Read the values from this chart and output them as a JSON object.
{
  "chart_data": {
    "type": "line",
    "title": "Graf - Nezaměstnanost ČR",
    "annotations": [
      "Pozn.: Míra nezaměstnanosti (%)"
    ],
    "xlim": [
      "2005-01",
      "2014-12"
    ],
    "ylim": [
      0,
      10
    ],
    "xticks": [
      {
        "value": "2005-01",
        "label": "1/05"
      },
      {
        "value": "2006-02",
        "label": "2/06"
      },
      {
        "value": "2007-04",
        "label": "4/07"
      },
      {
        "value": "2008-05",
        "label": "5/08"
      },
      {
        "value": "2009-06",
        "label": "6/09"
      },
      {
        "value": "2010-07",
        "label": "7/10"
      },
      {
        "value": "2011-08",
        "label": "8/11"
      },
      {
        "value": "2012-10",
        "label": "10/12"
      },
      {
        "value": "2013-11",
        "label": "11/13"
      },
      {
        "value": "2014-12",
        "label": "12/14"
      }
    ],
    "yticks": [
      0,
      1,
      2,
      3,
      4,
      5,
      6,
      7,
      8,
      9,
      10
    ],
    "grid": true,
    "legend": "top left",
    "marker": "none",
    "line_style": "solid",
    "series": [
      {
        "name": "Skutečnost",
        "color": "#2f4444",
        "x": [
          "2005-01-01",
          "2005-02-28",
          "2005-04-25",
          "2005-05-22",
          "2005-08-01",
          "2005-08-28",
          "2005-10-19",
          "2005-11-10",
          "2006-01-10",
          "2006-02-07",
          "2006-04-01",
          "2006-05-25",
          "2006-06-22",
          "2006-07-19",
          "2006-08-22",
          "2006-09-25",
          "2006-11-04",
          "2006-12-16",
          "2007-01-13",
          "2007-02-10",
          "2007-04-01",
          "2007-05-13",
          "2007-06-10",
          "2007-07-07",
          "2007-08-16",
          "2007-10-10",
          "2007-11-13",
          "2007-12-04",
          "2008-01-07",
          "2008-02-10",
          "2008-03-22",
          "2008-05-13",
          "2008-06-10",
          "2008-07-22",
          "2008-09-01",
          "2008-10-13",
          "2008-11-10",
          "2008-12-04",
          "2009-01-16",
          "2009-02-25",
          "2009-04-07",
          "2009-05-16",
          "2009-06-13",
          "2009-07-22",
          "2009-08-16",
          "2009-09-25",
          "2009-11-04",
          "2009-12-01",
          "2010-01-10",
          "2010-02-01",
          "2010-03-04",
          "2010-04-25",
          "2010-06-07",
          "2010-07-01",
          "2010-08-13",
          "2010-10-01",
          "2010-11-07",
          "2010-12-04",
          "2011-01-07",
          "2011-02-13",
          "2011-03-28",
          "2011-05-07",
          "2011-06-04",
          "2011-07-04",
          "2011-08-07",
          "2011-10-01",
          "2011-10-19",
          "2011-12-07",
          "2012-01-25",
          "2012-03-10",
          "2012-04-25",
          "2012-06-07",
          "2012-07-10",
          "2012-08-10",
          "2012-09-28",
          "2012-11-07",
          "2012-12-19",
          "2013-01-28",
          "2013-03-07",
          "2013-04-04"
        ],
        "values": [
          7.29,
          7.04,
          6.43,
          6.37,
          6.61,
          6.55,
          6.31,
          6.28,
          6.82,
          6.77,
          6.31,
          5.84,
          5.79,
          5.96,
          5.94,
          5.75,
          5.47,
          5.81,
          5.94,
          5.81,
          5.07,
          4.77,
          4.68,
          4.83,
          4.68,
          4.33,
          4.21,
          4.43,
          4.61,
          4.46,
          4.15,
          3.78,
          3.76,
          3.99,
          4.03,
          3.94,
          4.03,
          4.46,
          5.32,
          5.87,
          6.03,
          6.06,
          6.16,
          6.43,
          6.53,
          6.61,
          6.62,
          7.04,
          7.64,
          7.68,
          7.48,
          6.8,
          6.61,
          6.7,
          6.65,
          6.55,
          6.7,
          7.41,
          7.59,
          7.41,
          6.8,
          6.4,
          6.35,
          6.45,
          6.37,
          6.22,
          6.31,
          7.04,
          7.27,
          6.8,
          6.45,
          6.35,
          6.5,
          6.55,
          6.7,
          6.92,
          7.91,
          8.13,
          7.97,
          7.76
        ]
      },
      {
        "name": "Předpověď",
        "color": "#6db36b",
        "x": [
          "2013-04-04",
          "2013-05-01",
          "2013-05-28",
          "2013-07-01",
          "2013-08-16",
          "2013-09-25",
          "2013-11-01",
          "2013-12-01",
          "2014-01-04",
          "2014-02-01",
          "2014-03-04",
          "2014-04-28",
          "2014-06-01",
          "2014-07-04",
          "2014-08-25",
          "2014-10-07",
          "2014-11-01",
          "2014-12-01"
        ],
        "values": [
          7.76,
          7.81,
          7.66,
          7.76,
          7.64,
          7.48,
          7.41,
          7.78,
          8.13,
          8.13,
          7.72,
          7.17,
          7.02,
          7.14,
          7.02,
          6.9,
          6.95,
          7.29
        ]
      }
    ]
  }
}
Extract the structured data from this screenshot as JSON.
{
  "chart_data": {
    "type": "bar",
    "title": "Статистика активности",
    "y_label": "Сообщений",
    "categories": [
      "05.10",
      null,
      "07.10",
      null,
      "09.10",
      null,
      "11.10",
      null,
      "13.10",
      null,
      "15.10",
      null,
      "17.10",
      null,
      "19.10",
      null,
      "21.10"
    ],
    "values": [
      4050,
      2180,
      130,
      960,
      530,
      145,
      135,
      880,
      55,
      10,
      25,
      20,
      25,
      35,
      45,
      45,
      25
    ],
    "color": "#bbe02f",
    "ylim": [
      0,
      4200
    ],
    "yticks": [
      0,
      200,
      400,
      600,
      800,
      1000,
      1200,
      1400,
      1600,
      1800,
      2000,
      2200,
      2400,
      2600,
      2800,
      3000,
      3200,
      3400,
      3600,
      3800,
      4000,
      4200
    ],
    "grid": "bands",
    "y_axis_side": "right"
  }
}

■ **Requirement**
Copy every record above exactly as it appears.

■ **Output**
Read the values from this chart and output them as a JSON object.
{
  "chart_data": {
    "type": "line",
    "title": "Graf - Nezaměstnanost ČR",
    "annotations": [
      "Pozn.: Míra nezaměstnanosti (%)"
    ],
    "xlim": [
      "2005-01",
      "2014-12"
    ],
    "ylim": [
      0,
      10
    ],
    "xticks": [
      {
        "value": "2005-01",
        "label": "1/05"
      },
      {
        "value": "2006-02",
        "label": "2/06"
      },
      {
        "value": "2007-04",
        "label": "4/07"
      },
      {
        "value": "2008-05",
        "label": "5/08"
      },
      {
        "value": "2009-06",
        "label": "6/09"
      },
      {
        "value": "2010-07",
        "label": "7/10"
      },
      {
        "value": "2011-08",
        "label": "8/11"
      },
      {
        "value": "2012-10",
        "label": "10/12"
      },
      {
        "value": "2013-11",
        "label": "11/13"
      },
      {
        "value": "2014-12",
        "label": "12/14"
      }
    ],
    "yticks": [
      0,
      1,
      2,
      3,
      4,
      5,
      6,
      7,
      8,
      9,
      10
    ],
    "grid": true,
    "legend": "top left",
    "marker": "none",
    "line_style": "solid",
    "series": [
      {
        "name": "Skutečnost",
        "color": "#2f4444",
        "x": [
          "2005-01-01",
          "2005-02-28",
          "2005-04-25",
          "2005-05-22",
          "2005-08-01",
          "2005-08-28",
          "2005-10-19",
          "2005-11-10",
          "2006-01-10",
          "2006-02-07",
          "2006-04-01",
          "2006-05-25",
          "2006-06-22",
          "2006-07-19",
          "2006-08-22",
          "2006-09-25",
          "2006-11-04",
          "2006-12-16",
          "2007-01-13",
          "2007-02-10",
          "2007-04-01",
          "2007-05-13",
          "2007-06-10",
          "2007-07-07",
          "2007-08-16",
          "2007-10-10",
          "2007-11-13",
          "2007-12-04",
          "2008-01-07",
          "2008-02-10",
          "2008-03-22",
          "2008-05-13",
          "2008-06-10",
          "2008-07-22",
          "2008-09-01",
          "2008-10-13",
          "2008-11-10",
          "2008-12-04",
          "2009-01-16",
          "2009-02-25",
          "2009-04-07",
          "2009-05-16",
          "2009-06-13",
          "2009-07-22",
          "2009-08-16",
          "2009-09-25",
          "2009-11-04",
          "2009-12-01",
          "2010-01-10",
          "2010-02-01",
          "2010-03-04",
          "2010-04-25",
          "2010-06-07",
          "2010-07-01",
          "2010-08-13",
          "2010-10-01",
          "2010-11-07",
          "2010-12-04",
          "2011-01-07",
          "2011-02-13",
          "2011-03-28",
          "2011-05-07",
          "2011-06-04",
          "2011-07-04",
          "2011-08-07",
          "2011-10-01",
          "2011-10-19",
          "2011-12-07",
          "2012-01-25",
          "2012-03-10",
          "2012-04-25",
          "2012-06-07",
          "2012-07-10",
          "2012-08-10",
          "2012-09-28",
          "2012-11-07",
          "2012-12-19",
          "2013-01-28",
          "2013-03-07",
          "2013-04-04"
        ],
        "values": [
          7.29,
          7.04,
          6.43,
          6.37,
          6.61,
          6.55,
          6.31,
          6.28,
          6.82,
          6.77,
          6.31,
          5.84,
          5.79,
          5.96,
          5.94,
          5.75,
          5.47,
          5.81,
          5.94,
          5.81,
          5.07,
          4.77,
          4.68,
          4.83,
          4.68,
          4.33,
          4.21,
          4.43,
          4.61,
          4.46,
          4.15,
          3.78,
          3.76,
          3.99,
          4.03,
          3.94,
          4.03,
          4.46,
          5.32,
          5.87,
          6.03,
          6.06,
          6.16,
          6.43,
          6.53,
          6.61,
          6.62,
          7.04,
          7.64,
          7.68,
          7.48,
          6.8,
          6.61,
          6.7,
          6.65,
          6.55,
          6.7,
          7.41,
          7.59,
          7.41,
          6.8,
          6.4,
          6.35,
          6.45,
          6.37,
          6.22,
          6.31,
          7.04,
          7.27,
          6.8,
          6.45,
          6.35,
          6.5,
          6.55,
          6.7,
          6.92,
          7.91,
          8.13,
          7.97,
          7.76
        ]
      },
      {
        "name": "Předpověď",
        "color": "#6db36b",
        "x": [
          "2013-04-04",
          "2013-05-01",
          "2013-05-28",
          "2013-07-01",
          "2013-08-16",
          "2013-09-25",
          "2013-11-01",
          "2013-12-01",
          "2014-01-04",
          "2014-02-01",
          "2014-03-04",
          "2014-04-28",
          "2014-06-01",
          "2014-07-04",
          "2014-08-25",
          "2014-10-07",
          "2014-11-01",
          "2014-12-01"
        ],
        "values": [
          7.76,
          7.81,
          7.66,
          7.76,
          7.64,
          7.48,
          7.41,
          7.78,
          8.13,
          8.13,
          7.72,
          7.17,
          7.02,
          7.14,
          7.02,
          6.9,
          6.95,
          7.29
        ]
      }
    ]
  }
}
Extract the structured data from this screenshot as JSON.
{
  "chart_data": {
    "type": "bar",
    "title": "Статистика активности",
    "y_label": "Сообщений",
    "categories": [
      "05.10",
      null,
      "07.10",
      null,
      "09.10",
      null,
      "11.10",
      null,
      "13.10",
      null,
      "15.10",
      null,
      "17.10",
      null,
      "19.10",
      null,
      "21.10"
    ],
    "values": [
      4050,
      2180,
      130,
      960,
      530,
      145,
      135,
      880,
      55,
      10,
      25,
      20,
      25,
      35,
      45,
      45,
      25
    ],
    "color": "#bbe02f",
    "ylim": [
      0,
      4200
    ],
    "yticks": [
      0,
      200,
      400,
      600,
      800,
      1000,
      1200,
      1400,
      1600,
      1800,
      2000,
      2200,
      2400,
      2600,
      2800,
      3000,
      3200,
      3400,
      3600,
      3800,
      4000,
      4200
    ],
    "grid": "bands",
    "y_axis_side": "right"
  }
}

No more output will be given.